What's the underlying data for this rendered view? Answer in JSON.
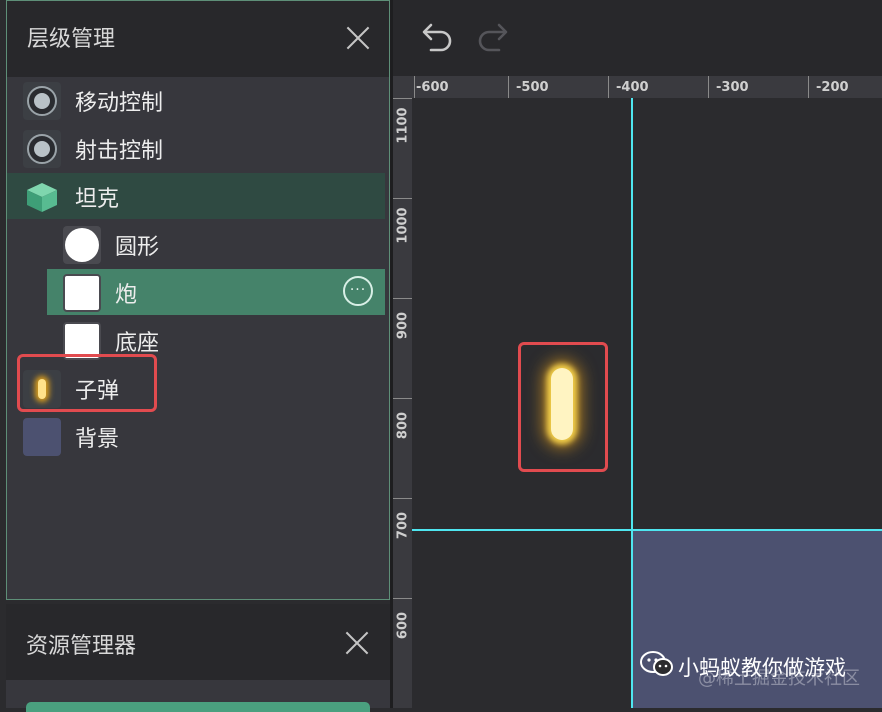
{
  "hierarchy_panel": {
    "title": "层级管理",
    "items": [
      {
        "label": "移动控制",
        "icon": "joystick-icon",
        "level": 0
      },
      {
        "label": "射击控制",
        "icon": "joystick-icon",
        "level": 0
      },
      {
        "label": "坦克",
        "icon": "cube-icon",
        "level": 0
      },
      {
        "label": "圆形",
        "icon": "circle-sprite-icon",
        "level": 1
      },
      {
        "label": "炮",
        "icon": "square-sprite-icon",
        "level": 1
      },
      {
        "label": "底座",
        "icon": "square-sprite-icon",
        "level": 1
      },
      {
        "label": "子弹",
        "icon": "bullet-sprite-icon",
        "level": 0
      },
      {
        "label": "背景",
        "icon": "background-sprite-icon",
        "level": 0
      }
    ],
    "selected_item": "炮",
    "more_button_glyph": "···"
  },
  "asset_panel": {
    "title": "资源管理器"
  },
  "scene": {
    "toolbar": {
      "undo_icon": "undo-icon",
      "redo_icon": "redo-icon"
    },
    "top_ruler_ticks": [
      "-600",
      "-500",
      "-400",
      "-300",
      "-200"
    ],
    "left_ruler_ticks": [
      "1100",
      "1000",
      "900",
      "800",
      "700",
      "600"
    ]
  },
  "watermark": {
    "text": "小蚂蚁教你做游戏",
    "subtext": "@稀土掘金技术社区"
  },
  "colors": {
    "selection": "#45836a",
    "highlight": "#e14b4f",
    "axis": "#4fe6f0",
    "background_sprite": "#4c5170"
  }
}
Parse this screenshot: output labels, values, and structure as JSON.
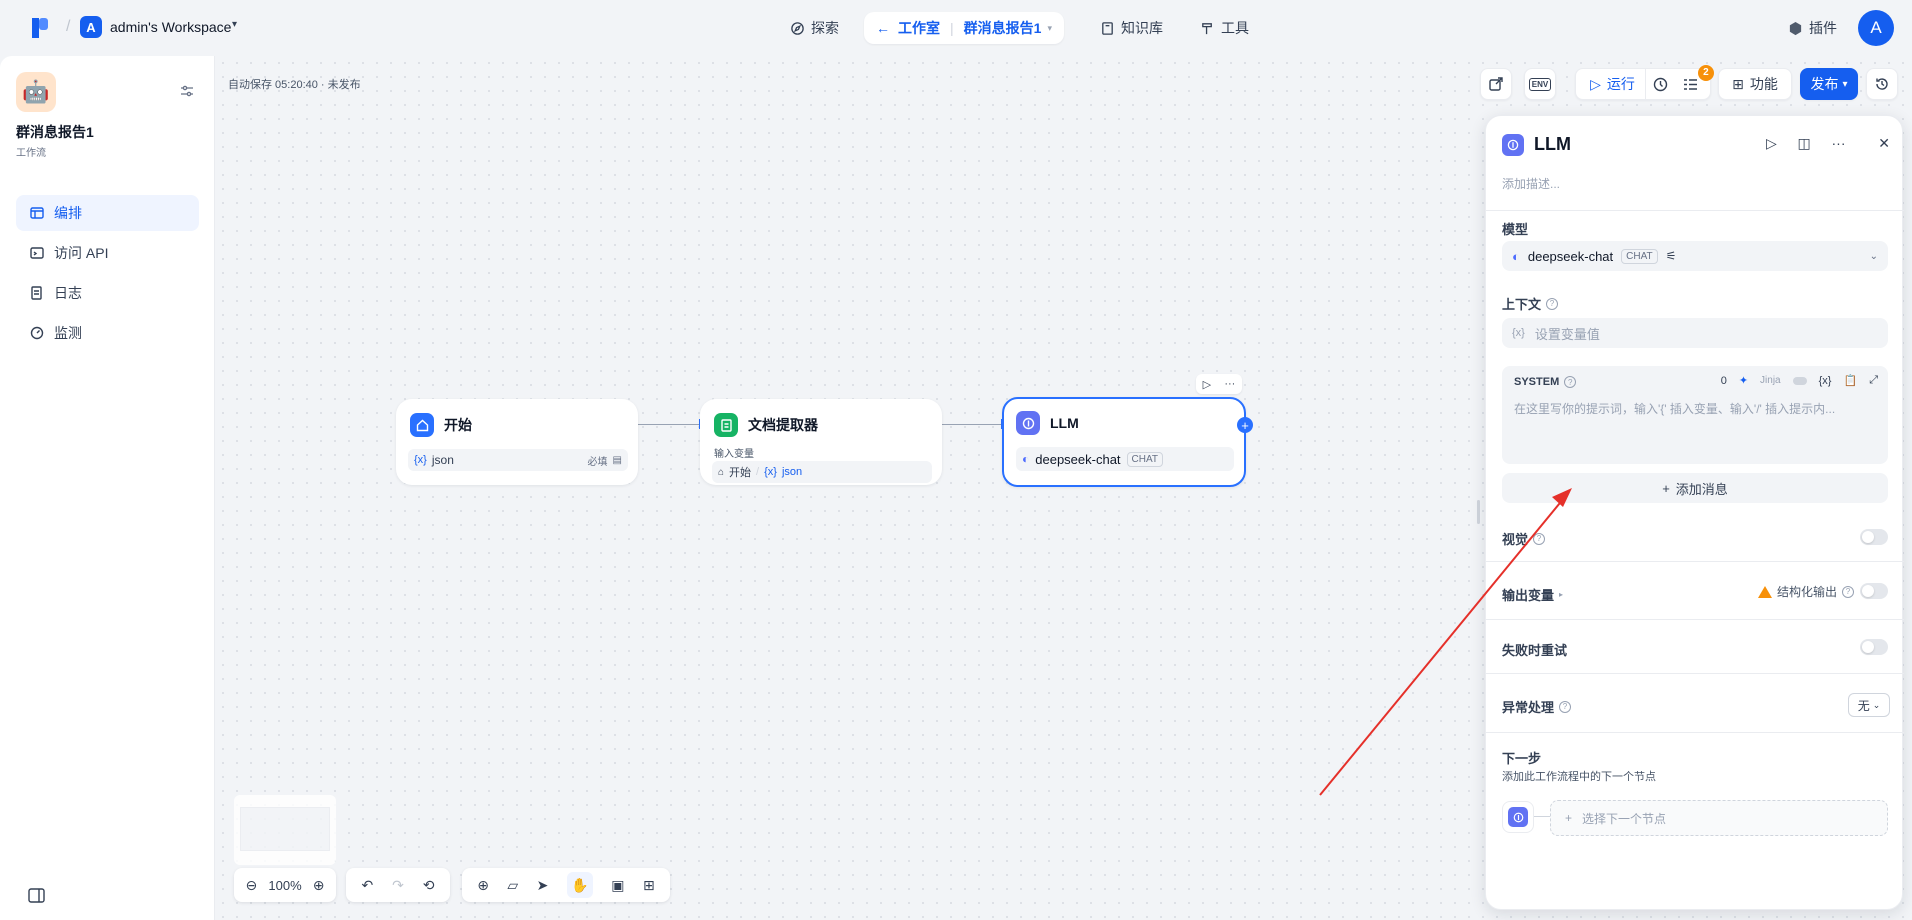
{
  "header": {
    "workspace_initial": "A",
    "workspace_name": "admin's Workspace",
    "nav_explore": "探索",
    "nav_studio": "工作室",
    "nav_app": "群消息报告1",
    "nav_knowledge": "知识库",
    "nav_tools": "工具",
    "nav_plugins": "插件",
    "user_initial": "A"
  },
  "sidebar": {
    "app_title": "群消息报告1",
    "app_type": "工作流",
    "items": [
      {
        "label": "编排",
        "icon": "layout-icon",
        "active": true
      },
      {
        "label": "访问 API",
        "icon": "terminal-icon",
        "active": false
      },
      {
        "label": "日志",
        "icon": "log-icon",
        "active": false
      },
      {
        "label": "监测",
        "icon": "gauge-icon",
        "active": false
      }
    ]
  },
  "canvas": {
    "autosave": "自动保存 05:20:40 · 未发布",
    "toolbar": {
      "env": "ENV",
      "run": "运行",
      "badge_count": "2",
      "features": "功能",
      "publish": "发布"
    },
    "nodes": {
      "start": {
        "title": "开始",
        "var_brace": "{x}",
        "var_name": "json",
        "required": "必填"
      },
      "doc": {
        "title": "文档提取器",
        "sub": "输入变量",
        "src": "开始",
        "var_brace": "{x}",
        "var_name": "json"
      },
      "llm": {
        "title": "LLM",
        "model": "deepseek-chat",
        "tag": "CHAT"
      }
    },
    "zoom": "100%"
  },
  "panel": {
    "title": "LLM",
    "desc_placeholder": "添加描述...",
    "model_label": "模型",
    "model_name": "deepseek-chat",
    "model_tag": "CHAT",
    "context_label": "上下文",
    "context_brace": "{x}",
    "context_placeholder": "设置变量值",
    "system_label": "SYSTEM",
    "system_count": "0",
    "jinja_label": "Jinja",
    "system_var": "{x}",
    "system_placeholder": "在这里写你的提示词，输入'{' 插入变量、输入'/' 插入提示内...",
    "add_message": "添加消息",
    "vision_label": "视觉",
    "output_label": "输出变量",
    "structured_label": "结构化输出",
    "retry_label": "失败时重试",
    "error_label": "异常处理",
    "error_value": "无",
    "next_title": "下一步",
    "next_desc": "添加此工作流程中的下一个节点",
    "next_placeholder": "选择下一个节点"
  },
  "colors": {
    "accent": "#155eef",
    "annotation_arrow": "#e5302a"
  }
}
--------
### [TASK DETAILS]
Make an exact copy of the data, leaving its pictures out.

### [ANSWER TO THE PROBLEM]
What's the underlying data for this rendered view? Answer in JSON.
{
  "hierarchy_panel": {
    "title": "层级管理",
    "items": [
      {
        "label": "移动控制",
        "icon": "joystick-icon",
        "level": 0
      },
      {
        "label": "射击控制",
        "icon": "joystick-icon",
        "level": 0
      },
      {
        "label": "坦克",
        "icon": "cube-icon",
        "level": 0
      },
      {
        "label": "圆形",
        "icon": "circle-sprite-icon",
        "level": 1
      },
      {
        "label": "炮",
        "icon": "square-sprite-icon",
        "level": 1
      },
      {
        "label": "底座",
        "icon": "square-sprite-icon",
        "level": 1
      },
      {
        "label": "子弹",
        "icon": "bullet-sprite-icon",
        "level": 0
      },
      {
        "label": "背景",
        "icon": "background-sprite-icon",
        "level": 0
      }
    ],
    "selected_item": "炮",
    "more_button_glyph": "···"
  },
  "asset_panel": {
    "title": "资源管理器"
  },
  "scene": {
    "toolbar": {
      "undo_icon": "undo-icon",
      "redo_icon": "redo-icon"
    },
    "top_ruler_ticks": [
      "-600",
      "-500",
      "-400",
      "-300",
      "-200"
    ],
    "left_ruler_ticks": [
      "1100",
      "1000",
      "900",
      "800",
      "700",
      "600"
    ]
  },
  "watermark": {
    "text": "小蚂蚁教你做游戏",
    "subtext": "@稀土掘金技术社区"
  },
  "colors": {
    "selection": "#45836a",
    "highlight": "#e14b4f",
    "axis": "#4fe6f0",
    "background_sprite": "#4c5170"
  }
}
Parse this screenshot: output labels, values, and structure as JSON.
{
  "header": {
    "workspace_initial": "A",
    "workspace_name": "admin's Workspace",
    "nav_explore": "探索",
    "nav_studio": "工作室",
    "nav_app": "群消息报告1",
    "nav_knowledge": "知识库",
    "nav_tools": "工具",
    "nav_plugins": "插件",
    "user_initial": "A"
  },
  "sidebar": {
    "app_title": "群消息报告1",
    "app_type": "工作流",
    "items": [
      {
        "label": "编排",
        "icon": "layout-icon",
        "active": true
      },
      {
        "label": "访问 API",
        "icon": "terminal-icon",
        "active": false
      },
      {
        "label": "日志",
        "icon": "log-icon",
        "active": false
      },
      {
        "label": "监测",
        "icon": "gauge-icon",
        "active": false
      }
    ]
  },
  "canvas": {
    "autosave": "自动保存 05:20:40 · 未发布",
    "toolbar": {
      "env": "ENV",
      "run": "运行",
      "badge_count": "2",
      "features": "功能",
      "publish": "发布"
    },
    "nodes": {
      "start": {
        "title": "开始",
        "var_brace": "{x}",
        "var_name": "json",
        "required": "必填"
      },
      "doc": {
        "title": "文档提取器",
        "sub": "输入变量",
        "src": "开始",
        "var_brace": "{x}",
        "var_name": "json"
      },
      "llm": {
        "title": "LLM",
        "model": "deepseek-chat",
        "tag": "CHAT"
      }
    },
    "zoom": "100%"
  },
  "panel": {
    "title": "LLM",
    "desc_placeholder": "添加描述...",
    "model_label": "模型",
    "model_name": "deepseek-chat",
    "model_tag": "CHAT",
    "context_label": "上下文",
    "context_brace": "{x}",
    "context_placeholder": "设置变量值",
    "system_label": "SYSTEM",
    "system_count": "0",
    "jinja_label": "Jinja",
    "system_var": "{x}",
    "system_placeholder": "在这里写你的提示词，输入'{' 插入变量、输入'/' 插入提示内...",
    "add_message": "添加消息",
    "vision_label": "视觉",
    "output_label": "输出变量",
    "structured_label": "结构化输出",
    "retry_label": "失败时重试",
    "error_label": "异常处理",
    "error_value": "无",
    "next_title": "下一步",
    "next_desc": "添加此工作流程中的下一个节点",
    "next_placeholder": "选择下一个节点"
  },
  "colors": {
    "accent": "#155eef",
    "annotation_arrow": "#e5302a"
  }
}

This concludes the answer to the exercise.